▶ AIM:
Return the records that follow, matching each one exactly.

▶ GIVEN RECORDS:
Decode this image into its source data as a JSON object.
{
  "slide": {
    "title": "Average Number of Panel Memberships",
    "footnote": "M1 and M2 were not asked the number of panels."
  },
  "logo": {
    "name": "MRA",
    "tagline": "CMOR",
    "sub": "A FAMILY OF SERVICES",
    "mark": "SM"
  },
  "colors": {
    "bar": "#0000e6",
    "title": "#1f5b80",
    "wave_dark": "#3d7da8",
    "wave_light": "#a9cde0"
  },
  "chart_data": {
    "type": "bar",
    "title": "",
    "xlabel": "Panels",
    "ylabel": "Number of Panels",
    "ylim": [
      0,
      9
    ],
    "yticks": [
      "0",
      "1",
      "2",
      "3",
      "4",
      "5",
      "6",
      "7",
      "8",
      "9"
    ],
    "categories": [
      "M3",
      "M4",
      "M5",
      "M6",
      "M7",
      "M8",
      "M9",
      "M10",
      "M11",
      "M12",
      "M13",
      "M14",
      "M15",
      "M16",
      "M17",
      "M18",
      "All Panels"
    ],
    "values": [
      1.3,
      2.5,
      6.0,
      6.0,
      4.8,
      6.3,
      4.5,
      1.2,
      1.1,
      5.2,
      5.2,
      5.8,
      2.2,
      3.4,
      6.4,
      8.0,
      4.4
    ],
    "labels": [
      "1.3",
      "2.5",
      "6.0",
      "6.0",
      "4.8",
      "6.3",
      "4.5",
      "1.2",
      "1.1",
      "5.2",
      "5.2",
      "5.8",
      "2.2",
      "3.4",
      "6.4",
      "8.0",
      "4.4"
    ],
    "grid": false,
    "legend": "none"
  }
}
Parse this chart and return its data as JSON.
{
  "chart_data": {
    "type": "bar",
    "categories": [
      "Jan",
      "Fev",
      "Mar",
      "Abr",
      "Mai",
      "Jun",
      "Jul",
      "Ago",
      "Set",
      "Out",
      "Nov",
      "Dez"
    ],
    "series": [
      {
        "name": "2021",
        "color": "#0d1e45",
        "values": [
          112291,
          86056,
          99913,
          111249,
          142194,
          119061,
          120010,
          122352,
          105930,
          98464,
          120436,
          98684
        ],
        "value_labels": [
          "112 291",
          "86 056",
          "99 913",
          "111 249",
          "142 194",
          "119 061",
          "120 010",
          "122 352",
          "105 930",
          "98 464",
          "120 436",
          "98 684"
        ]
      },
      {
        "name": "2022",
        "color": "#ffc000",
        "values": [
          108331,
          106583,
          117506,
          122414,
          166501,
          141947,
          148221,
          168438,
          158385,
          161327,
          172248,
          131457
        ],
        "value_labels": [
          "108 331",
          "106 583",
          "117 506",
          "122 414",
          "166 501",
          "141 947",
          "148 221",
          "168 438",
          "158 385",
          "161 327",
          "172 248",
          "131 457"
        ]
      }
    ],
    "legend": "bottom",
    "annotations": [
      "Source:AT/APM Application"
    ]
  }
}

▶ EXERCISE RESULT:
Decode this image into its source data as a JSON object.
{
  "slide": {
    "title": "Average Number of Panel Memberships",
    "footnote": "M1 and M2 were not asked the number of panels."
  },
  "logo": {
    "name": "MRA",
    "tagline": "CMOR",
    "sub": "A FAMILY OF SERVICES",
    "mark": "SM"
  },
  "colors": {
    "bar": "#0000e6",
    "title": "#1f5b80",
    "wave_dark": "#3d7da8",
    "wave_light": "#a9cde0"
  },
  "chart_data": {
    "type": "bar",
    "title": "",
    "xlabel": "Panels",
    "ylabel": "Number of Panels",
    "ylim": [
      0,
      9
    ],
    "yticks": [
      "0",
      "1",
      "2",
      "3",
      "4",
      "5",
      "6",
      "7",
      "8",
      "9"
    ],
    "categories": [
      "M3",
      "M4",
      "M5",
      "M6",
      "M7",
      "M8",
      "M9",
      "M10",
      "M11",
      "M12",
      "M13",
      "M14",
      "M15",
      "M16",
      "M17",
      "M18",
      "All Panels"
    ],
    "values": [
      1.3,
      2.5,
      6.0,
      6.0,
      4.8,
      6.3,
      4.5,
      1.2,
      1.1,
      5.2,
      5.2,
      5.8,
      2.2,
      3.4,
      6.4,
      8.0,
      4.4
    ],
    "labels": [
      "1.3",
      "2.5",
      "6.0",
      "6.0",
      "4.8",
      "6.3",
      "4.5",
      "1.2",
      "1.1",
      "5.2",
      "5.2",
      "5.8",
      "2.2",
      "3.4",
      "6.4",
      "8.0",
      "4.4"
    ],
    "grid": false,
    "legend": "none"
  }
}
Parse this chart and return its data as JSON.
{
  "chart_data": {
    "type": "bar",
    "categories": [
      "Jan",
      "Fev",
      "Mar",
      "Abr",
      "Mai",
      "Jun",
      "Jul",
      "Ago",
      "Set",
      "Out",
      "Nov",
      "Dez"
    ],
    "series": [
      {
        "name": "2021",
        "color": "#0d1e45",
        "values": [
          112291,
          86056,
          99913,
          111249,
          142194,
          119061,
          120010,
          122352,
          105930,
          98464,
          120436,
          98684
        ],
        "value_labels": [
          "112 291",
          "86 056",
          "99 913",
          "111 249",
          "142 194",
          "119 061",
          "120 010",
          "122 352",
          "105 930",
          "98 464",
          "120 436",
          "98 684"
        ]
      },
      {
        "name": "2022",
        "color": "#ffc000",
        "values": [
          108331,
          106583,
          117506,
          122414,
          166501,
          141947,
          148221,
          168438,
          158385,
          161327,
          172248,
          131457
        ],
        "value_labels": [
          "108 331",
          "106 583",
          "117 506",
          "122 414",
          "166 501",
          "141 947",
          "148 221",
          "168 438",
          "158 385",
          "161 327",
          "172 248",
          "131 457"
        ]
      }
    ],
    "legend": "bottom",
    "annotations": [
      "Source:AT/APM Application"
    ]
  }
}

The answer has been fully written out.